TASK OBJECTIVE
All of the material below is to be returned exactly.
[start of DATA PROVIDED]
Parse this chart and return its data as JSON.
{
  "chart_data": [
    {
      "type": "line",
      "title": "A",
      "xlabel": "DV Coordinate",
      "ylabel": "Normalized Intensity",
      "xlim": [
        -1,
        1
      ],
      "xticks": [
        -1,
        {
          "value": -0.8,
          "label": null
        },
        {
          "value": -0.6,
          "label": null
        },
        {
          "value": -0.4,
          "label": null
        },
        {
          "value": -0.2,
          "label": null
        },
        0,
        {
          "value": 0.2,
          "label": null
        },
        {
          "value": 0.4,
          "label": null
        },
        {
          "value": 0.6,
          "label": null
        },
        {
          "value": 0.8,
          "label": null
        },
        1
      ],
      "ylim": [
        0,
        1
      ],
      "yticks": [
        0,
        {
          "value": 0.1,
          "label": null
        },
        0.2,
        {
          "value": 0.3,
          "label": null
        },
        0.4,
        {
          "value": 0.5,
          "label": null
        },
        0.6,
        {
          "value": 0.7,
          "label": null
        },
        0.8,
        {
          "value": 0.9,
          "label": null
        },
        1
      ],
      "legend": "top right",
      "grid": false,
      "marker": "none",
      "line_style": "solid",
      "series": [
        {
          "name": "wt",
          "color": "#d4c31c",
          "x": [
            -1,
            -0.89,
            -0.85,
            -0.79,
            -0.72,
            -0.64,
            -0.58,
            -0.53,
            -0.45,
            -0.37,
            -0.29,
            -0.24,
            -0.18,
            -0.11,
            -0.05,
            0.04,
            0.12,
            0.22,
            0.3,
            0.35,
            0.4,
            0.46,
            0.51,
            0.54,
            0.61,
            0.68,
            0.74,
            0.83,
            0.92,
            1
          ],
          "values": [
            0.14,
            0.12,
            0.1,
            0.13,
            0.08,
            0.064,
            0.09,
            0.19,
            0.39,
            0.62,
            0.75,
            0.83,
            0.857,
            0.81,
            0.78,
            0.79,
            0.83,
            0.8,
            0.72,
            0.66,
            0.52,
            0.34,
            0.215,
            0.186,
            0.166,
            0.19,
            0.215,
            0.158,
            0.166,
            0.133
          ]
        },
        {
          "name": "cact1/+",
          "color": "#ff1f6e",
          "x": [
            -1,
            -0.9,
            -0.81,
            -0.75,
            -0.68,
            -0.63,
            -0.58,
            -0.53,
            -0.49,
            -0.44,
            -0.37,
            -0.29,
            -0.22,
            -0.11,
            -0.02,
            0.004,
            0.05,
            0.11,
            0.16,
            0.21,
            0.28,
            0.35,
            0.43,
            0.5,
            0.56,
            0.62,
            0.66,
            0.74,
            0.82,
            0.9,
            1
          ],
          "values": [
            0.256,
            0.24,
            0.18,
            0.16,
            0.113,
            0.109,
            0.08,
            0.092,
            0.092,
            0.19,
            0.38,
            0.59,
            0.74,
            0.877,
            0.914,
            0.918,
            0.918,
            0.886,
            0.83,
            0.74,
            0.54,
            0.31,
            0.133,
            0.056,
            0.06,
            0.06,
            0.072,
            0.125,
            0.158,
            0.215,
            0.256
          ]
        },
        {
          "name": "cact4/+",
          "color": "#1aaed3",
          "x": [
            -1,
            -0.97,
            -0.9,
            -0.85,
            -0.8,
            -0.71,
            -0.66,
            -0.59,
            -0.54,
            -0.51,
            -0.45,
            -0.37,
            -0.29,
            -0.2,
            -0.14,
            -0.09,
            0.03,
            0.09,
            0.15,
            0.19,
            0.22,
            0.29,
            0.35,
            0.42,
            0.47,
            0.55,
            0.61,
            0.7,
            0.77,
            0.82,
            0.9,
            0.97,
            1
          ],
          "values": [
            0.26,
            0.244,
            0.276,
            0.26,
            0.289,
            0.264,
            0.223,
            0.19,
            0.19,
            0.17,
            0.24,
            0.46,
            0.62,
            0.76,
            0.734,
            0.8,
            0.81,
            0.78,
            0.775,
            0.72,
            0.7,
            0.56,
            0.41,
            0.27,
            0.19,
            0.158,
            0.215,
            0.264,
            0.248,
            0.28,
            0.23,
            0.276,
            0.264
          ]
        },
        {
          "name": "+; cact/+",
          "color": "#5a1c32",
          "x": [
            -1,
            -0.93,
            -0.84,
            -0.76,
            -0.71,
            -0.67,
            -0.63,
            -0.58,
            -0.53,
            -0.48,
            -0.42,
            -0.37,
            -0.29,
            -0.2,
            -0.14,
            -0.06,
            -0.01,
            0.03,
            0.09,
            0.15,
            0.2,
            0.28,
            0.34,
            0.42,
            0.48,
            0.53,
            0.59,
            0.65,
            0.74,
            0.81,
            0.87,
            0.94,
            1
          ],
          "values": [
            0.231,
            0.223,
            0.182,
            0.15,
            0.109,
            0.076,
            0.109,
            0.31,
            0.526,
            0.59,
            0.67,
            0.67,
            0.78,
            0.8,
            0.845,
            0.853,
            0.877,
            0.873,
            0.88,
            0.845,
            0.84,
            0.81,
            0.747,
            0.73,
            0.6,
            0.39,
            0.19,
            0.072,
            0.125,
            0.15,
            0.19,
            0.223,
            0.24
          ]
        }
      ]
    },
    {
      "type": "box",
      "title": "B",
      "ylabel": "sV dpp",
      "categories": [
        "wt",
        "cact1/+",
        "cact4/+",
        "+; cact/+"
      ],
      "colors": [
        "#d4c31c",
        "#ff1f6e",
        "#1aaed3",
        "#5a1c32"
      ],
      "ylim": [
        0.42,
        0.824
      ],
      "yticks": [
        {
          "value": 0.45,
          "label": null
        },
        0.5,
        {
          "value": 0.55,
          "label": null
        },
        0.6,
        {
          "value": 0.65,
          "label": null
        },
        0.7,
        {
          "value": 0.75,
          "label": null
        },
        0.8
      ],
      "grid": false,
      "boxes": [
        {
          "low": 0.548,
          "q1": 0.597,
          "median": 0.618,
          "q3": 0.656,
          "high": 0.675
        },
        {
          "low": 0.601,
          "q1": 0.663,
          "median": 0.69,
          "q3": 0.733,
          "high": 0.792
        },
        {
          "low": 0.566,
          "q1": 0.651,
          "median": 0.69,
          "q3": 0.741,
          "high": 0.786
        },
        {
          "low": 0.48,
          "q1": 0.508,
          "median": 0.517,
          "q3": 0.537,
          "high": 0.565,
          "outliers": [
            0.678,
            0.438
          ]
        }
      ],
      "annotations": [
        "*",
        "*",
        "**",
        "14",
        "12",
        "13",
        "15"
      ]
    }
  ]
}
[end of DATA PROVIDED]
SOLUTION FOR THIS PROBLEM
Parse this chart and return its data as JSON.
{
  "chart_data": [
    {
      "type": "line",
      "title": "A",
      "xlabel": "DV Coordinate",
      "ylabel": "Normalized Intensity",
      "xlim": [
        -1,
        1
      ],
      "xticks": [
        -1,
        {
          "value": -0.8,
          "label": null
        },
        {
          "value": -0.6,
          "label": null
        },
        {
          "value": -0.4,
          "label": null
        },
        {
          "value": -0.2,
          "label": null
        },
        0,
        {
          "value": 0.2,
          "label": null
        },
        {
          "value": 0.4,
          "label": null
        },
        {
          "value": 0.6,
          "label": null
        },
        {
          "value": 0.8,
          "label": null
        },
        1
      ],
      "ylim": [
        0,
        1
      ],
      "yticks": [
        0,
        {
          "value": 0.1,
          "label": null
        },
        0.2,
        {
          "value": 0.3,
          "label": null
        },
        0.4,
        {
          "value": 0.5,
          "label": null
        },
        0.6,
        {
          "value": 0.7,
          "label": null
        },
        0.8,
        {
          "value": 0.9,
          "label": null
        },
        1
      ],
      "legend": "top right",
      "grid": false,
      "marker": "none",
      "line_style": "solid",
      "series": [
        {
          "name": "wt",
          "color": "#d4c31c",
          "x": [
            -1,
            -0.89,
            -0.85,
            -0.79,
            -0.72,
            -0.64,
            -0.58,
            -0.53,
            -0.45,
            -0.37,
            -0.29,
            -0.24,
            -0.18,
            -0.11,
            -0.05,
            0.04,
            0.12,
            0.22,
            0.3,
            0.35,
            0.4,
            0.46,
            0.51,
            0.54,
            0.61,
            0.68,
            0.74,
            0.83,
            0.92,
            1
          ],
          "values": [
            0.14,
            0.12,
            0.1,
            0.13,
            0.08,
            0.064,
            0.09,
            0.19,
            0.39,
            0.62,
            0.75,
            0.83,
            0.857,
            0.81,
            0.78,
            0.79,
            0.83,
            0.8,
            0.72,
            0.66,
            0.52,
            0.34,
            0.215,
            0.186,
            0.166,
            0.19,
            0.215,
            0.158,
            0.166,
            0.133
          ]
        },
        {
          "name": "cact1/+",
          "color": "#ff1f6e",
          "x": [
            -1,
            -0.9,
            -0.81,
            -0.75,
            -0.68,
            -0.63,
            -0.58,
            -0.53,
            -0.49,
            -0.44,
            -0.37,
            -0.29,
            -0.22,
            -0.11,
            -0.02,
            0.004,
            0.05,
            0.11,
            0.16,
            0.21,
            0.28,
            0.35,
            0.43,
            0.5,
            0.56,
            0.62,
            0.66,
            0.74,
            0.82,
            0.9,
            1
          ],
          "values": [
            0.256,
            0.24,
            0.18,
            0.16,
            0.113,
            0.109,
            0.08,
            0.092,
            0.092,
            0.19,
            0.38,
            0.59,
            0.74,
            0.877,
            0.914,
            0.918,
            0.918,
            0.886,
            0.83,
            0.74,
            0.54,
            0.31,
            0.133,
            0.056,
            0.06,
            0.06,
            0.072,
            0.125,
            0.158,
            0.215,
            0.256
          ]
        },
        {
          "name": "cact4/+",
          "color": "#1aaed3",
          "x": [
            -1,
            -0.97,
            -0.9,
            -0.85,
            -0.8,
            -0.71,
            -0.66,
            -0.59,
            -0.54,
            -0.51,
            -0.45,
            -0.37,
            -0.29,
            -0.2,
            -0.14,
            -0.09,
            0.03,
            0.09,
            0.15,
            0.19,
            0.22,
            0.29,
            0.35,
            0.42,
            0.47,
            0.55,
            0.61,
            0.7,
            0.77,
            0.82,
            0.9,
            0.97,
            1
          ],
          "values": [
            0.26,
            0.244,
            0.276,
            0.26,
            0.289,
            0.264,
            0.223,
            0.19,
            0.19,
            0.17,
            0.24,
            0.46,
            0.62,
            0.76,
            0.734,
            0.8,
            0.81,
            0.78,
            0.775,
            0.72,
            0.7,
            0.56,
            0.41,
            0.27,
            0.19,
            0.158,
            0.215,
            0.264,
            0.248,
            0.28,
            0.23,
            0.276,
            0.264
          ]
        },
        {
          "name": "+; cact/+",
          "color": "#5a1c32",
          "x": [
            -1,
            -0.93,
            -0.84,
            -0.76,
            -0.71,
            -0.67,
            -0.63,
            -0.58,
            -0.53,
            -0.48,
            -0.42,
            -0.37,
            -0.29,
            -0.2,
            -0.14,
            -0.06,
            -0.01,
            0.03,
            0.09,
            0.15,
            0.2,
            0.28,
            0.34,
            0.42,
            0.48,
            0.53,
            0.59,
            0.65,
            0.74,
            0.81,
            0.87,
            0.94,
            1
          ],
          "values": [
            0.231,
            0.223,
            0.182,
            0.15,
            0.109,
            0.076,
            0.109,
            0.31,
            0.526,
            0.59,
            0.67,
            0.67,
            0.78,
            0.8,
            0.845,
            0.853,
            0.877,
            0.873,
            0.88,
            0.845,
            0.84,
            0.81,
            0.747,
            0.73,
            0.6,
            0.39,
            0.19,
            0.072,
            0.125,
            0.15,
            0.19,
            0.223,
            0.24
          ]
        }
      ]
    },
    {
      "type": "box",
      "title": "B",
      "ylabel": "sV dpp",
      "categories": [
        "wt",
        "cact1/+",
        "cact4/+",
        "+; cact/+"
      ],
      "colors": [
        "#d4c31c",
        "#ff1f6e",
        "#1aaed3",
        "#5a1c32"
      ],
      "ylim": [
        0.42,
        0.824
      ],
      "yticks": [
        {
          "value": 0.45,
          "label": null
        },
        0.5,
        {
          "value": 0.55,
          "label": null
        },
        0.6,
        {
          "value": 0.65,
          "label": null
        },
        0.7,
        {
          "value": 0.75,
          "label": null
        },
        0.8
      ],
      "grid": false,
      "boxes": [
        {
          "low": 0.548,
          "q1": 0.597,
          "median": 0.618,
          "q3": 0.656,
          "high": 0.675
        },
        {
          "low": 0.601,
          "q1": 0.663,
          "median": 0.69,
          "q3": 0.733,
          "high": 0.792
        },
        {
          "low": 0.566,
          "q1": 0.651,
          "median": 0.69,
          "q3": 0.741,
          "high": 0.786
        },
        {
          "low": 0.48,
          "q1": 0.508,
          "median": 0.517,
          "q3": 0.537,
          "high": 0.565,
          "outliers": [
            0.678,
            0.438
          ]
        }
      ],
      "annotations": [
        "*",
        "*",
        "**",
        "14",
        "12",
        "13",
        "15"
      ]
    }
  ]
}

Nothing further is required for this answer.